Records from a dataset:
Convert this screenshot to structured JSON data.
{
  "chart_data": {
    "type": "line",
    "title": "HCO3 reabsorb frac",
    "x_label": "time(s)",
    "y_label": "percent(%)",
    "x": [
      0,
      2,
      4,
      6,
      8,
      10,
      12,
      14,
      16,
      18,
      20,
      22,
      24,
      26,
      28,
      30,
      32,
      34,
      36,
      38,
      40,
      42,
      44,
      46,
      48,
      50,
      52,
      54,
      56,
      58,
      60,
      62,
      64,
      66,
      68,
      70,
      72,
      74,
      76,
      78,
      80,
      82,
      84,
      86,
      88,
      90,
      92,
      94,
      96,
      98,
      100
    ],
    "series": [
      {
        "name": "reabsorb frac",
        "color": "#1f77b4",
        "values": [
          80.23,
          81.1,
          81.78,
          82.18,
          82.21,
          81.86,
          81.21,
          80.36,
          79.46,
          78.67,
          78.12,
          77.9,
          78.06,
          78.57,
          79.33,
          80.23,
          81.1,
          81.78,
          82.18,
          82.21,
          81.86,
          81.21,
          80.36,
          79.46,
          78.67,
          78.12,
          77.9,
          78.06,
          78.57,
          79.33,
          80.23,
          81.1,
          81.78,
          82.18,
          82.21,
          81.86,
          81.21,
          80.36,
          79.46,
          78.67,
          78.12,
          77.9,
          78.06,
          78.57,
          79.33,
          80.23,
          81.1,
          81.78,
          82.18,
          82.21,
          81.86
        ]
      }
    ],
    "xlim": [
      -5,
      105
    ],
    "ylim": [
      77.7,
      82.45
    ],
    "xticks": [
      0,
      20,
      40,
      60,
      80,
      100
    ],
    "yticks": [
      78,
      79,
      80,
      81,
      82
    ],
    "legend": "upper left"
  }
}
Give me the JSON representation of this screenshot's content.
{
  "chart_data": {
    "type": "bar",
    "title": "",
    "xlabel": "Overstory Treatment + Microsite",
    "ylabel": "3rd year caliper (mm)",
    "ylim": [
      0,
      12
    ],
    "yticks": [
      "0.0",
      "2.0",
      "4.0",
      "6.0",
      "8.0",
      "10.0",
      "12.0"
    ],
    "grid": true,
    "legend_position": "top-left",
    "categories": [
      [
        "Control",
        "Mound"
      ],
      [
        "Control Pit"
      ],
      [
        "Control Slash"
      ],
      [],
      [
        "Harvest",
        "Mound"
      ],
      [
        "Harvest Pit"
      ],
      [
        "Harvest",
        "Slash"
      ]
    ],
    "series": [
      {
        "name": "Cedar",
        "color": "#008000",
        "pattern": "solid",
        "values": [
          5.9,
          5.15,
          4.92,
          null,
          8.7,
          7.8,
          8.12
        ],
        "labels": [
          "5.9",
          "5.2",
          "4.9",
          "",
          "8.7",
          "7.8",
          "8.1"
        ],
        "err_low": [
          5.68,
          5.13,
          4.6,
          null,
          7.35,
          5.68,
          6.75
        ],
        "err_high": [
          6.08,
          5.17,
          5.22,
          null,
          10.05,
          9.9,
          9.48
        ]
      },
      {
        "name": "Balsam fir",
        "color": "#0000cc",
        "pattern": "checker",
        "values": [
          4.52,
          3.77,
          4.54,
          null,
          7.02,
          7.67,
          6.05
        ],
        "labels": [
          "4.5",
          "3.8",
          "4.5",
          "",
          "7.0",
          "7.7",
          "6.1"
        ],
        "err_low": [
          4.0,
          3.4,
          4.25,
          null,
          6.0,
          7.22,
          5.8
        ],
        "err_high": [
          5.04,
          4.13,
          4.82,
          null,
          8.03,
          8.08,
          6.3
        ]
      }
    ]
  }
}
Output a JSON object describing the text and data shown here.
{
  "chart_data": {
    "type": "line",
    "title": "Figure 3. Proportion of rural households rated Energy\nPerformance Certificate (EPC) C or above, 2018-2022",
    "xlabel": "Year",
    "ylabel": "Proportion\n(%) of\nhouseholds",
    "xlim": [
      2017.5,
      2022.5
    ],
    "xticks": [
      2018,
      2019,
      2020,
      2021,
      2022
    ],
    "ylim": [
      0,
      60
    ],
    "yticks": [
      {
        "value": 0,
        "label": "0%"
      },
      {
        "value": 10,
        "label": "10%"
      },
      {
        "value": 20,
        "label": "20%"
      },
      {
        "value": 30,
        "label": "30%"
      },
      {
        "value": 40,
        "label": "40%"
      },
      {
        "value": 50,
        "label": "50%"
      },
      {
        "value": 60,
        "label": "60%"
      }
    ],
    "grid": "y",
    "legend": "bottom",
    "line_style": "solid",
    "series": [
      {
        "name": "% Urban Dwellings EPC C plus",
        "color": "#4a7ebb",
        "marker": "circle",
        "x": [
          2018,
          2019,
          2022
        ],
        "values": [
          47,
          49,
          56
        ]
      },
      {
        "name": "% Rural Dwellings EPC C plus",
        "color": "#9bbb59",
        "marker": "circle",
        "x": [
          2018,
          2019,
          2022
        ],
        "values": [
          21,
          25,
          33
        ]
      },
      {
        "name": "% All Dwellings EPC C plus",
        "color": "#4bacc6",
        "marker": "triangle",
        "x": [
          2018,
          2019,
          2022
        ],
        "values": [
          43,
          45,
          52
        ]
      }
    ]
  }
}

> Exercise requirements
Scan the data for the word "left" and copy every line where it shows up.

> Solution
    "legend": "upper left"
    "legend_position": "top-left",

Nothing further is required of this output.